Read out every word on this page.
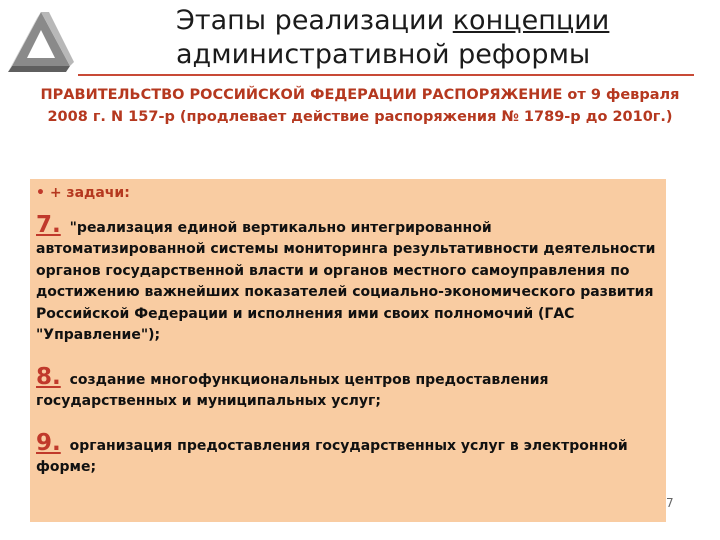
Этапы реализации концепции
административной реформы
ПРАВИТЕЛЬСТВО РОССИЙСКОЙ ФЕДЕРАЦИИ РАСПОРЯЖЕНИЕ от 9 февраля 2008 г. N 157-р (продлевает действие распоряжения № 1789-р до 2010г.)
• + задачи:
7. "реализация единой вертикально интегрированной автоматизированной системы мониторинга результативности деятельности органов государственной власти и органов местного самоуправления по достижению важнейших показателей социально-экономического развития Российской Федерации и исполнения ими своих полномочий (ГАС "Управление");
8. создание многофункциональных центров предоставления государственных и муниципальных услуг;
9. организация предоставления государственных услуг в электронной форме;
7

● TASK BRIEF
Each record above must be returned exactly as written, with its pictures omitted.

● CORRECT OUTPUT
Read out every word on this page.
Этапы реализации концепции
административной реформы
ПРАВИТЕЛЬСТВО РОССИЙСКОЙ ФЕДЕРАЦИИ РАСПОРЯЖЕНИЕ от 9 февраля 2008 г. N 157-р (продлевает действие распоряжения № 1789-р до 2010г.)
• + задачи:
7. "реализация единой вертикально интегрированной автоматизированной системы мониторинга результативности деятельности органов государственной власти и органов местного самоуправления по достижению важнейших показателей социально-экономического развития Российской Федерации и исполнения ими своих полномочий (ГАС "Управление");
8. создание многофункциональных центров предоставления государственных и муниципальных услуг;
9. организация предоставления государственных услуг в электронной форме;
7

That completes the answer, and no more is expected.